> _Stated task 1_
Write out the records from the line with "Where is each" to the line with "bar-current bbox=[773, 277, 1162, 299]", including both of those lines.

> _Selected passage_
With DeepLens, you can handle inference of video (and probably audio) inputs in the camera itself, without shipping the captured media towards the cloud.
The hype words that go along with this device? Machine Vision (or Computer Vision), Deep Learning (or Machine Learning), Serverless, IoT, Edge Computing.
It is all these words and probably more, but it is also somewhat less. It is a first tentative step of what a camera module will look like 5 years from today.
I’d like to go over the hardware and software and see how they combine into a solution.AWS DeepLens Hardware
AWS DeepLens hardware is essentially a camera that has been glued to an Intel NUC device:
Neither the camera nor the compute are on the higher end of the scale, which is just fine considering where we’re headed here – gazillion of low cost devices that can see.
The device itself was built in collaboration with Intel. As all chipset vendors, Intel is plunging into AI and deep learning as well. More on AWS+Intel vs Google later.
Here’s what’s in this package, based on the AWS blog post on DeepLens:
- 4 megapixel camera with the ability to capture 1080p video resolution
- Nothing is said about the frame rate in which this can run. I’d assume 30 fps
- The quality of this camera hasn’t been detailed either. In many cases, I’d say these devices will need to work in rather extreme lighting conditions
- 2D microphone array
- It is easy to understand why such a device needs a microphone, a 2D microphone array is very intriguing in this one
- This allows for better handling of things like directional sound and noise reduction algorithms to be used
- None of the deep learning samples provided by Amazon seem to make use of the microphone inputs. I hope these will come later as well
- Intel Atom X5 processor
- This one has 4 cores and 4 threads
- 8GB of memory and 16GB of storage – this is meant to run workloads and not store them for long periods of time
- Intel Gen9 graphics engine (here)
- If you are into numbers, then this does over 100 GFLOPS – quite capable for a “low end” device
- Remember that 1080p@30fps produces more than 62 million pixels a second to process, so we get ~1600 operations per pixel here
- You can squeeze out more “per pixel” by reducing frame rate or reducing resolution (both are probably done for most use cases)
- Like most Intel NUC devices, it has Wi-Fi, USB and micro HDMI ports. There’s also a micro SD port for additional memory based on the image above
The hardware tries to look somewhat polished, but it isn’t. Although this isn’t written anywhere, this is:
- The first version of what will be an iterative process for Amazon
- A reference design. Developers are expected to build the proof of concept with this, later shifting to their own form factor – I don’t see this specific device getting sold to end customers as a final product
In a way, this is just a more polished hardware version of Google’s computer vision kit. The real difference comes with the available tooling and workflow that Amazon baked into AWS DeepLens.AWS DeepLens Software
The AWS DeepLens software is where things get really interesting.

> _Data for this exercise_
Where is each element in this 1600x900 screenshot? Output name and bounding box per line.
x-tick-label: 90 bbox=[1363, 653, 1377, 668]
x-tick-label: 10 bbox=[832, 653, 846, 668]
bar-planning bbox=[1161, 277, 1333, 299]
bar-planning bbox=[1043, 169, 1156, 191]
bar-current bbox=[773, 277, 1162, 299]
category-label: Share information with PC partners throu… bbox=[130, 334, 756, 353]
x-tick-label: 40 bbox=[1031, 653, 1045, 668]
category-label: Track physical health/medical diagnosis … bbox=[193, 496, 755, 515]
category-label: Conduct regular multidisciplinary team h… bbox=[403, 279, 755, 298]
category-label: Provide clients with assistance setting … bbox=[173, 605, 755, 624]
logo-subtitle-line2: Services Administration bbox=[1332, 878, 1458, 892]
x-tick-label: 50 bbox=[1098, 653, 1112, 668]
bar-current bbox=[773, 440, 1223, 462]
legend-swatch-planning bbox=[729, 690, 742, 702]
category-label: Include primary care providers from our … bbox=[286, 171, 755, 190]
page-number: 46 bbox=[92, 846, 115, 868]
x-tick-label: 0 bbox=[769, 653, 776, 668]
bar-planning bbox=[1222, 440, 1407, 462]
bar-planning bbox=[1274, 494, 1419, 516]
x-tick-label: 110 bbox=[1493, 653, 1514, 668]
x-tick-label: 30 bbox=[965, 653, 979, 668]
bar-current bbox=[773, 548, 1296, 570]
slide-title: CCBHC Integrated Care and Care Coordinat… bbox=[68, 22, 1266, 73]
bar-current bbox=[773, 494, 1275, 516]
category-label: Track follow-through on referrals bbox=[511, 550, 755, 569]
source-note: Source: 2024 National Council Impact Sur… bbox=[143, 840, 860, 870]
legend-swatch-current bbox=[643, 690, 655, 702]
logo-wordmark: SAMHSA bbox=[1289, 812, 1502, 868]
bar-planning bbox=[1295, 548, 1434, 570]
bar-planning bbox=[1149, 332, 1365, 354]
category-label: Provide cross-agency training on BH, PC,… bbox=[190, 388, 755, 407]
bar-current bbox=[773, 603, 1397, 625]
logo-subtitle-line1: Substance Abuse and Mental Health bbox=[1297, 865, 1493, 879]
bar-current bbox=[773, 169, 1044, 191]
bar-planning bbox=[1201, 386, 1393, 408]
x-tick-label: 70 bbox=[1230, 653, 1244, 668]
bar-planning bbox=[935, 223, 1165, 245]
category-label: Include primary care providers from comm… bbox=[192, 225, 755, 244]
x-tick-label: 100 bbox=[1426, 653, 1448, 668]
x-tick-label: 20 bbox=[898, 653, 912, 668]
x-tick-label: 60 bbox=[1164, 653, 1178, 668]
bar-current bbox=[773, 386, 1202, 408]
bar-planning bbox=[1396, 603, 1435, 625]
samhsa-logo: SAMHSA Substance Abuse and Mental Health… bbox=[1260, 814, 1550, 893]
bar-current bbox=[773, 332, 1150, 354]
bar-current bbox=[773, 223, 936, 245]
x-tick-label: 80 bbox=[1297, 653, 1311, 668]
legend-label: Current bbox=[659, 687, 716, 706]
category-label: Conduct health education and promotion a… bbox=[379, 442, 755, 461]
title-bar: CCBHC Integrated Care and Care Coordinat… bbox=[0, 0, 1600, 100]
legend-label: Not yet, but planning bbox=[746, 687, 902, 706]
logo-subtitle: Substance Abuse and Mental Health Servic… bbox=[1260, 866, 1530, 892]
==
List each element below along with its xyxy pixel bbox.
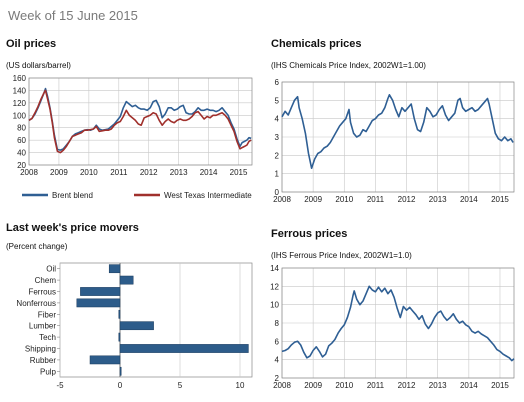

> _Stated task 2_
Answer these questions about the DeepLens passage:
(a) Which company was the device built in collaboration with?
(b) At what video resolution can the camera capture?
(c) How much memory and storage does the device have?

> _Problem solution 1_
Where is each element in this 1600x900 screenshot? Output name and bounding box per line.
x-tick-label: 90 bbox=[1363, 653, 1377, 668]
x-tick-label: 10 bbox=[832, 653, 846, 668]
bar-planning bbox=[1161, 277, 1333, 299]
bar-planning bbox=[1043, 169, 1156, 191]
bar-current bbox=[773, 277, 1162, 299]

> _Problem solution 2_
(a) Intel
(b) 1080p
(c) 8GB of memory and 16GB of storage